* WHAT NEEDS TO BE DONE *
Find the string "text" in the entries and copy each line that has it.

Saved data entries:
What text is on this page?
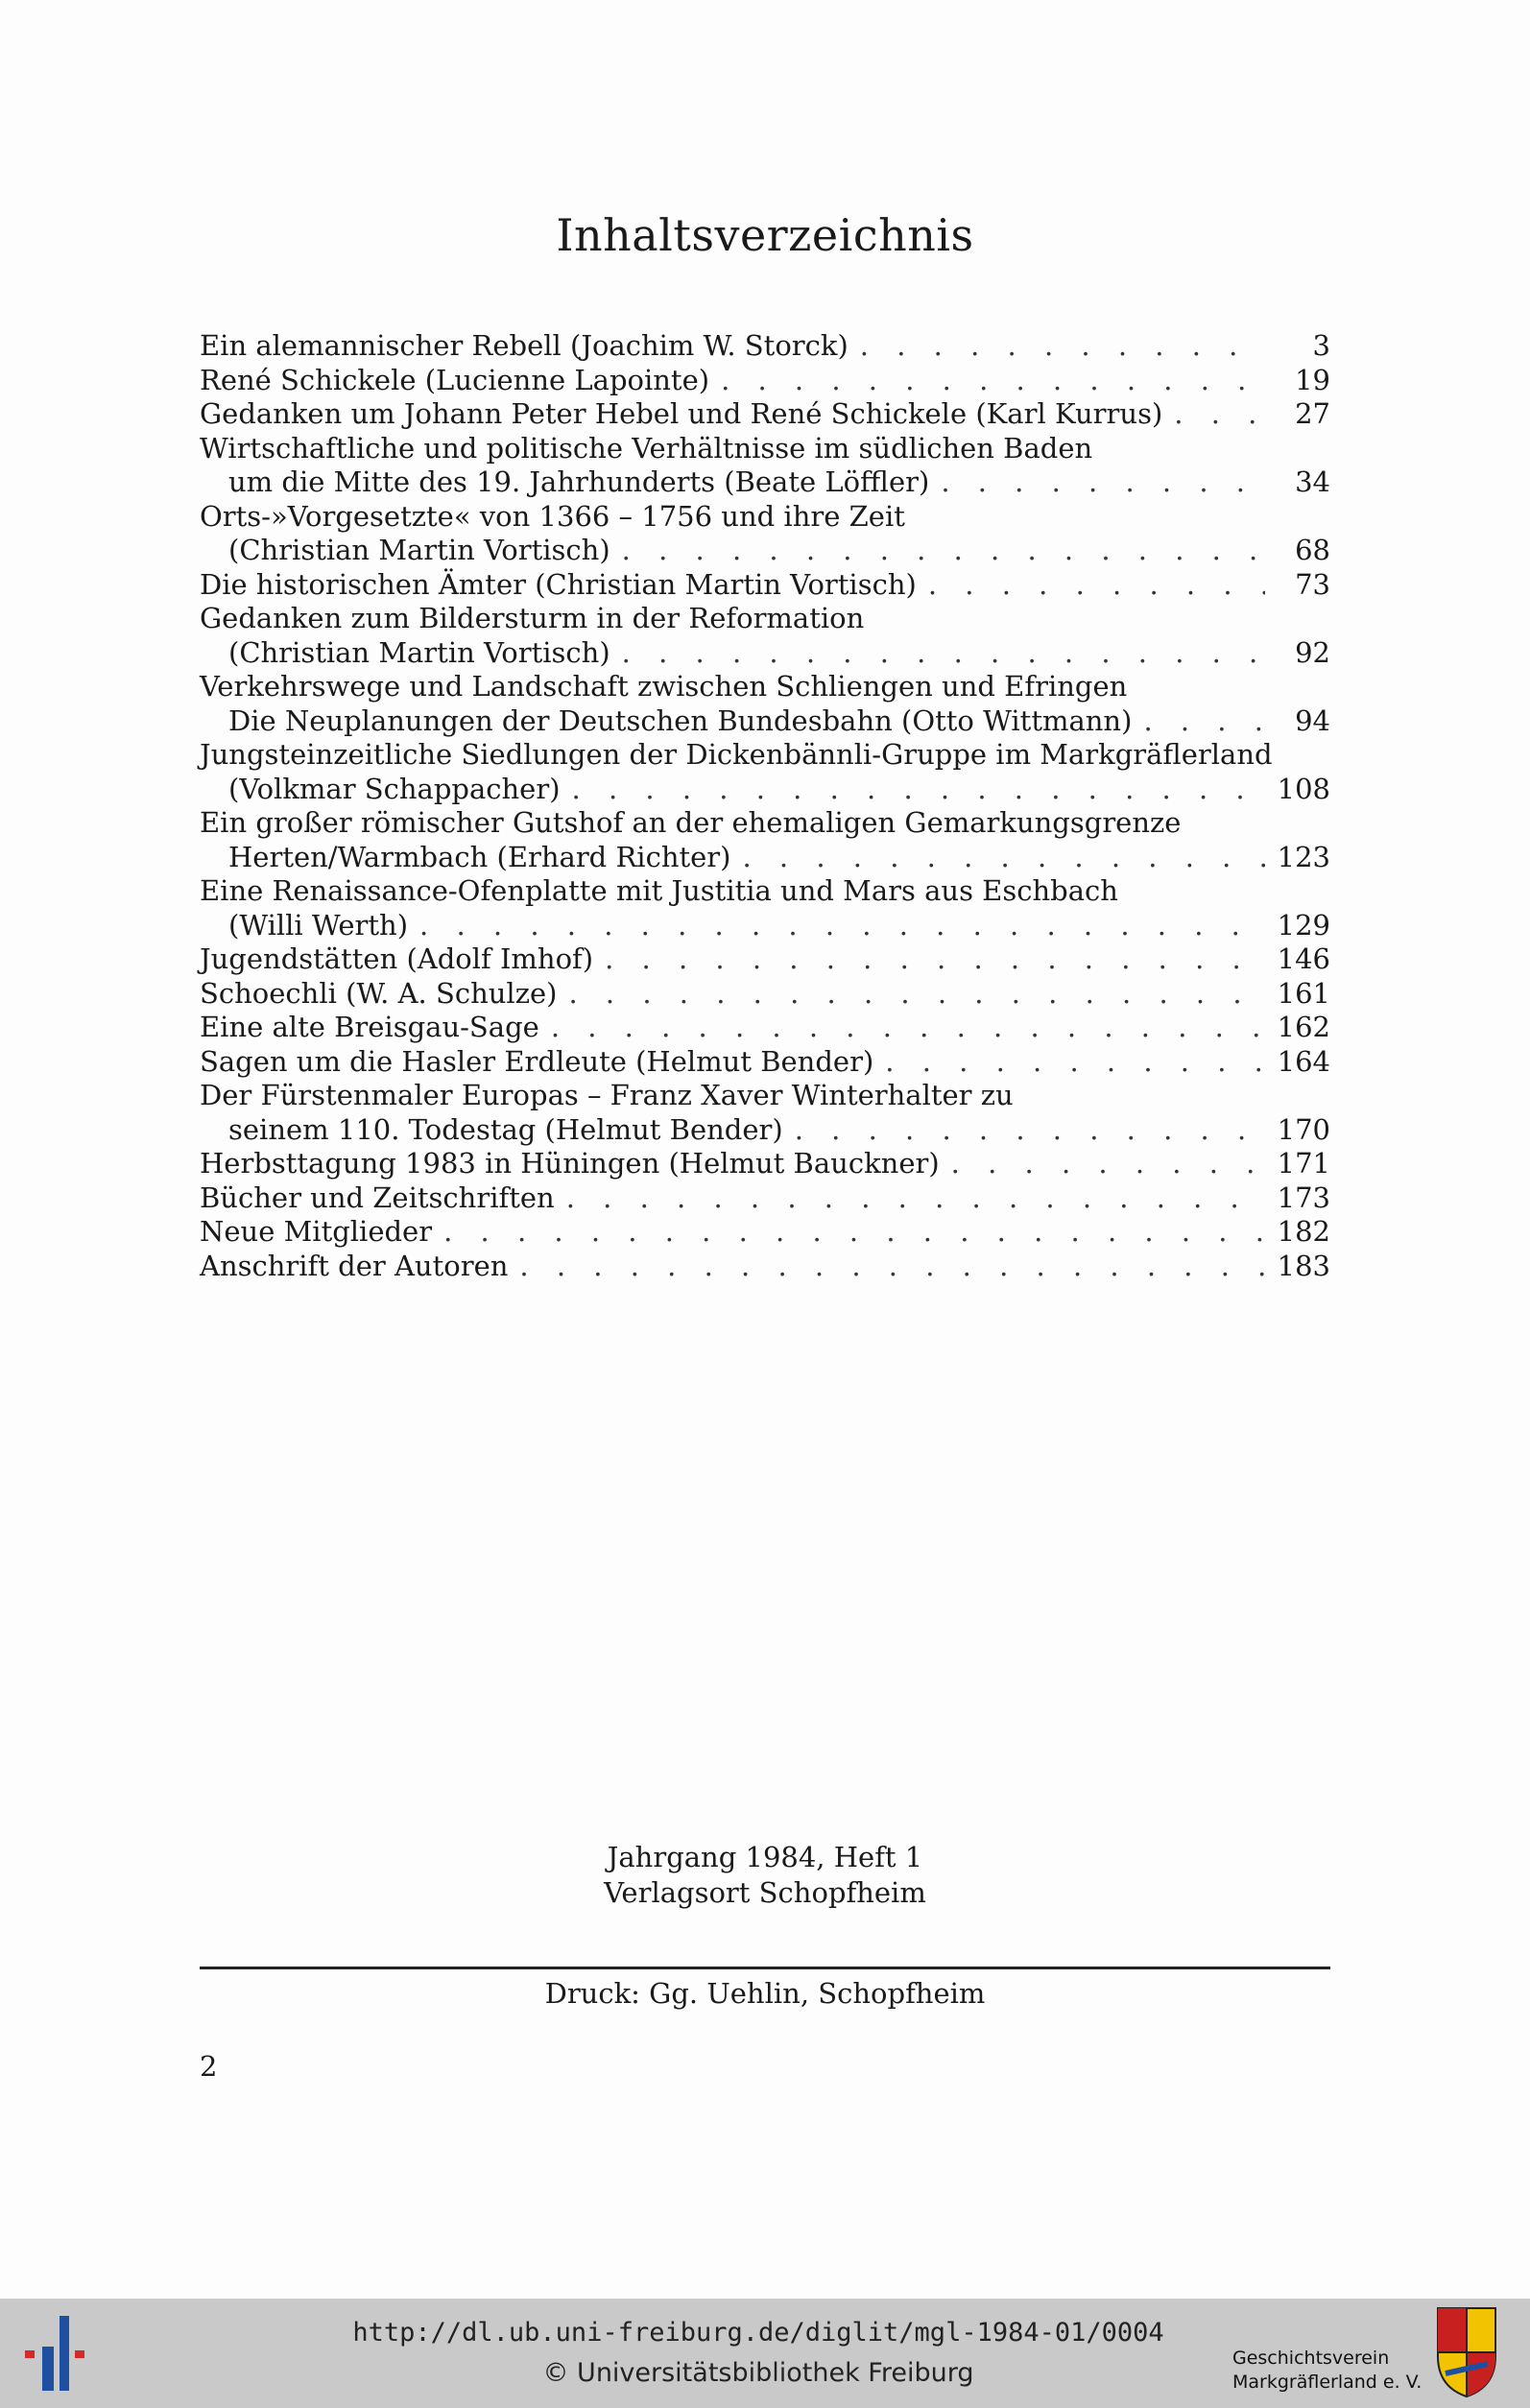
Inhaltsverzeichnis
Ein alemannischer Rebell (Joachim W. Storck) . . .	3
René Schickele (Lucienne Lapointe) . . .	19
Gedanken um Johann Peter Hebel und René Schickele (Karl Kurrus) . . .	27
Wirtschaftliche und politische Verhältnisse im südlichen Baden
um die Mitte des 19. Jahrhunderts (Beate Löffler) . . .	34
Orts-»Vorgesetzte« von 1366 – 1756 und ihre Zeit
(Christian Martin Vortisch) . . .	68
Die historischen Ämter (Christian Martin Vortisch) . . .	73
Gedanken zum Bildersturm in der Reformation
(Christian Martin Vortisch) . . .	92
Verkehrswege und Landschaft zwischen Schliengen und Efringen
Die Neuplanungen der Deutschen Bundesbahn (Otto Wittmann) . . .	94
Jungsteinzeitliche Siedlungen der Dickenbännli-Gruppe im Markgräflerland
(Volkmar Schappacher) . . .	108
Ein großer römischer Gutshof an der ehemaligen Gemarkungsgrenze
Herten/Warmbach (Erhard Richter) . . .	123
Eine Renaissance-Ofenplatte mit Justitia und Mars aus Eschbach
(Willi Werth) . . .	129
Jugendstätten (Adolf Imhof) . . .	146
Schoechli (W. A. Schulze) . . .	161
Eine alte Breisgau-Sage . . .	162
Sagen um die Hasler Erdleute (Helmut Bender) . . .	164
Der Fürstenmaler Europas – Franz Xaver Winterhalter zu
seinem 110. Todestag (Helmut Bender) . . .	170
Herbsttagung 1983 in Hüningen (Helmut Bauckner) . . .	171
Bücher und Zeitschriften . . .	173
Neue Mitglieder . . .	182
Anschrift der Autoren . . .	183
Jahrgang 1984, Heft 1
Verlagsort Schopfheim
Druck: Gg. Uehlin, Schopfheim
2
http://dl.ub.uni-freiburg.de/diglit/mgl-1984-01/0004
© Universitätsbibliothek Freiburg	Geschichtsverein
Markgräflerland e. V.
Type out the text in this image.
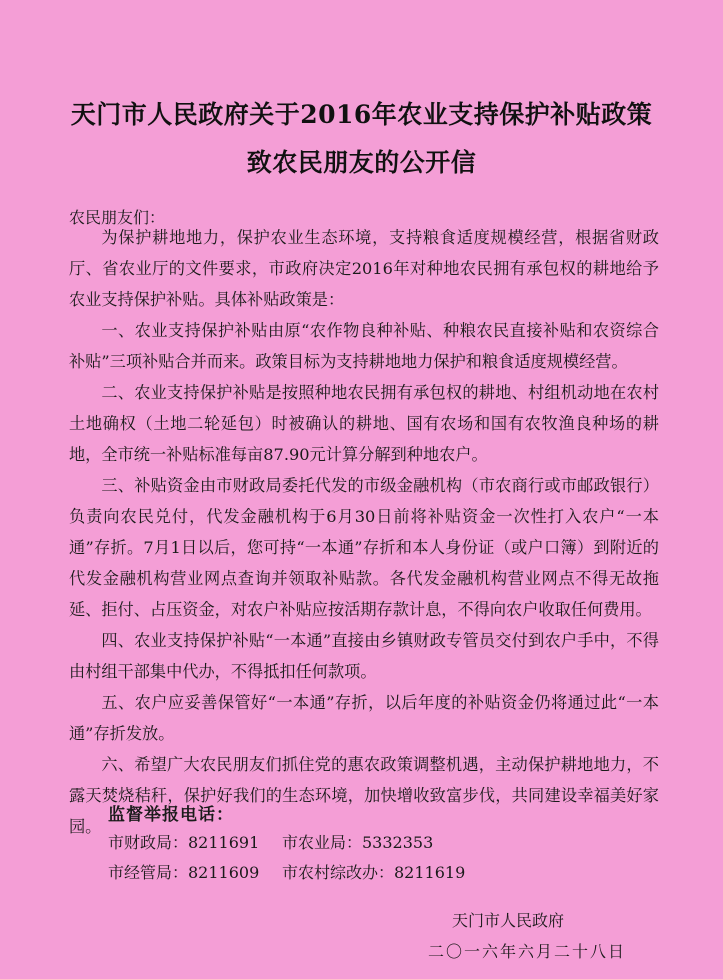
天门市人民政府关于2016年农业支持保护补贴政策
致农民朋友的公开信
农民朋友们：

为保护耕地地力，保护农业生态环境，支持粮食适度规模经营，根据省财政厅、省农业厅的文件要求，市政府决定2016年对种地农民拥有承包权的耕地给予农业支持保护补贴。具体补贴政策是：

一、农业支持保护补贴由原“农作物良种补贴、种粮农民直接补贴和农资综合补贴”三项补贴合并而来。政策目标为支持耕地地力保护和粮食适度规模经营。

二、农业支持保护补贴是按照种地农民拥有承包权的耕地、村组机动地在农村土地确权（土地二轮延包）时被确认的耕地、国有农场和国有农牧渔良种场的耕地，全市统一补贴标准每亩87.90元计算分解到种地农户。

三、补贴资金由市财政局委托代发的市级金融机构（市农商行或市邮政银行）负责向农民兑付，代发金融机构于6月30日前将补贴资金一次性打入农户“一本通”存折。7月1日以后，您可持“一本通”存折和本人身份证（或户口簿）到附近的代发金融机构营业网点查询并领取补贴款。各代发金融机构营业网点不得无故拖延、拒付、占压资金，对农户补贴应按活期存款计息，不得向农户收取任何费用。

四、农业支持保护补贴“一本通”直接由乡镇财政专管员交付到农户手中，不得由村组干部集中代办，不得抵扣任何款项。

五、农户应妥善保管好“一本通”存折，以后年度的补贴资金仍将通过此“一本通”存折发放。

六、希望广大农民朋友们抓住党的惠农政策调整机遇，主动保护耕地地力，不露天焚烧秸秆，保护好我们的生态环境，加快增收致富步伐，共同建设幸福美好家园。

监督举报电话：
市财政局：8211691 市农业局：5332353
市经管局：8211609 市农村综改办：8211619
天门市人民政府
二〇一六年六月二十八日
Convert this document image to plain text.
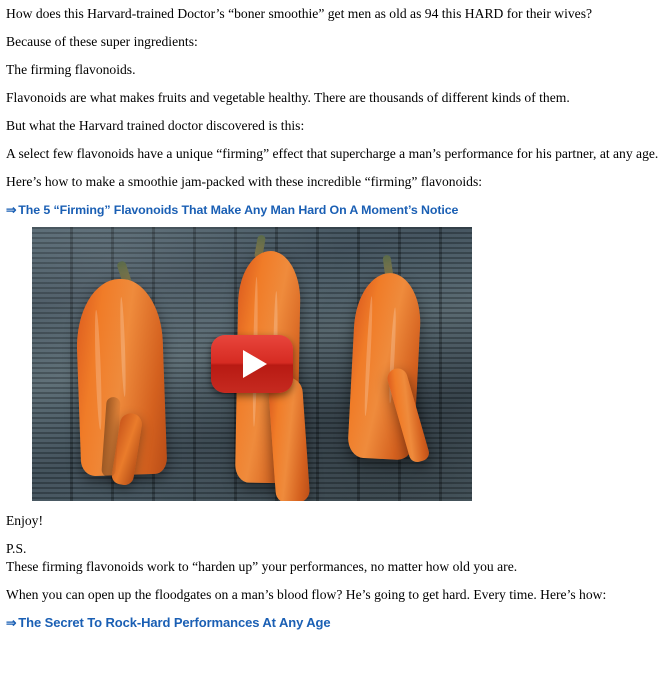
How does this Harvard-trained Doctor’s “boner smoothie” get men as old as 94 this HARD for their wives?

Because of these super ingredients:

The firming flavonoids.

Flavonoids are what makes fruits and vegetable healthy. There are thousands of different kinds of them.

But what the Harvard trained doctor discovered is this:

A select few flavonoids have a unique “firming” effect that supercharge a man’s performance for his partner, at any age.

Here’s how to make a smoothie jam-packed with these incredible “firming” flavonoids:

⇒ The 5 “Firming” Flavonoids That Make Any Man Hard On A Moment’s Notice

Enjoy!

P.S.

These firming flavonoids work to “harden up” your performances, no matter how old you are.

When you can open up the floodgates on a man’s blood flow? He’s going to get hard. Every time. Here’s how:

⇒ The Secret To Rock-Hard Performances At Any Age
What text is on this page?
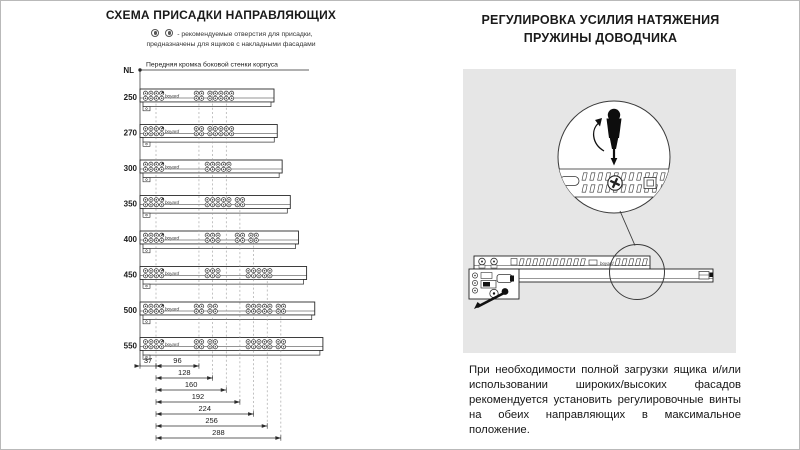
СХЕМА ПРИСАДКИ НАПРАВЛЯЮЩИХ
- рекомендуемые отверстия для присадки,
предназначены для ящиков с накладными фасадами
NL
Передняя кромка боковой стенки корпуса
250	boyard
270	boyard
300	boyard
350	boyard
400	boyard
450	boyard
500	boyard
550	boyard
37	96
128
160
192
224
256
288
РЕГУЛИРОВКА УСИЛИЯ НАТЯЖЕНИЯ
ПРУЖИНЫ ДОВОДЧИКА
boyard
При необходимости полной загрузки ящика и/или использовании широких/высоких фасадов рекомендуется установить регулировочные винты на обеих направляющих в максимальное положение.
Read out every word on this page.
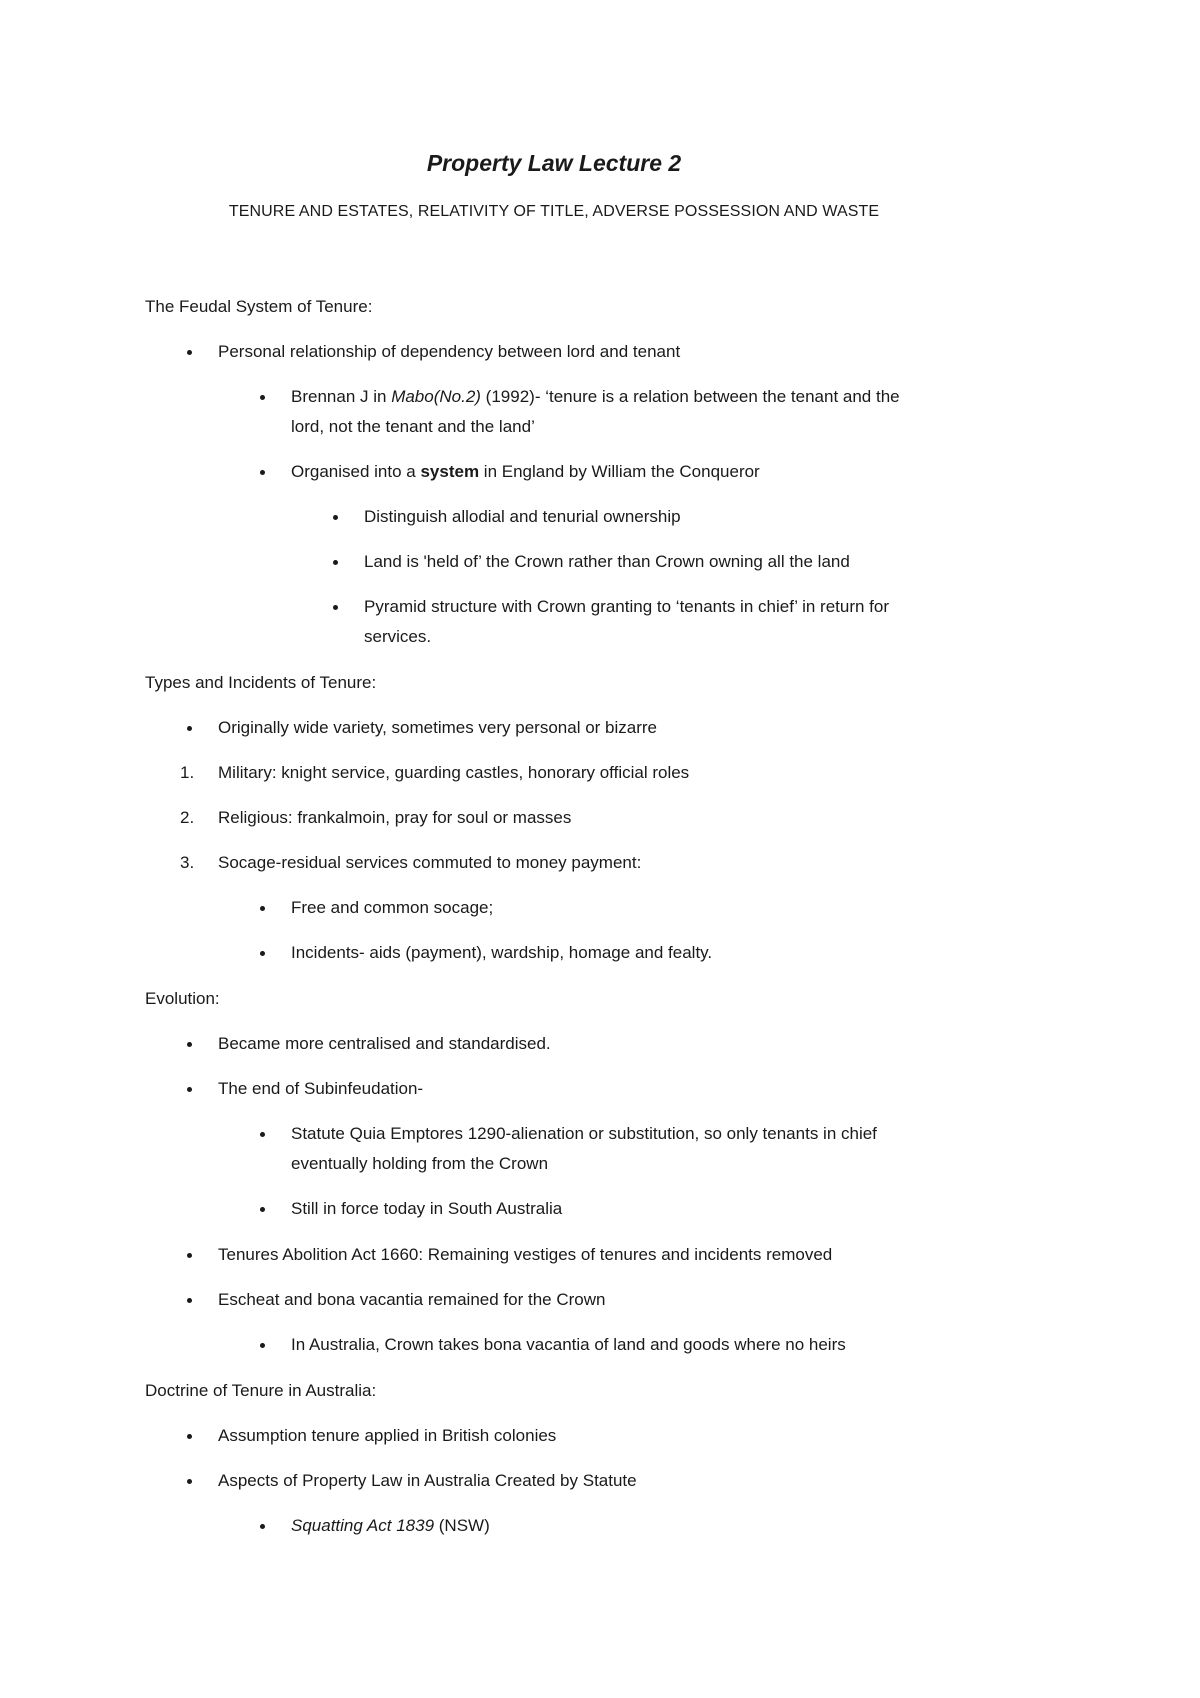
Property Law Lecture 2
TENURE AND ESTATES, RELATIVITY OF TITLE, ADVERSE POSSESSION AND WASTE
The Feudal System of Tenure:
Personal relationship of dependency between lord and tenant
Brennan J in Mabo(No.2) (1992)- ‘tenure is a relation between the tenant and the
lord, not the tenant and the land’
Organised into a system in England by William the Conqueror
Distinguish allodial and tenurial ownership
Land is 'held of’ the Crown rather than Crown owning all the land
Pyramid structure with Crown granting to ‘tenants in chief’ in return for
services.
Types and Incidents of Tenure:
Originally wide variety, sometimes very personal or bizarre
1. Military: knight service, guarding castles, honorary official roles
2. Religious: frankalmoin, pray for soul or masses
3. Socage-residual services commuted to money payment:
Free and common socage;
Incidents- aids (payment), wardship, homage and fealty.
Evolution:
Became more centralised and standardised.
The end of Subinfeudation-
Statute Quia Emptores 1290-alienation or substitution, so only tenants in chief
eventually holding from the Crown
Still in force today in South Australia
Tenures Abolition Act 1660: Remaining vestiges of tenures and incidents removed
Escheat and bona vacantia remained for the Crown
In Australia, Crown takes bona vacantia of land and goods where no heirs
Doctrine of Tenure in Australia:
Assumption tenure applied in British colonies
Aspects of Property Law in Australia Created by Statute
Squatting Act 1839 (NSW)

* THE ANSWER *
What text is on this page?
Type out the text in this image.
Convert this document image to plain text.
What text is on this page?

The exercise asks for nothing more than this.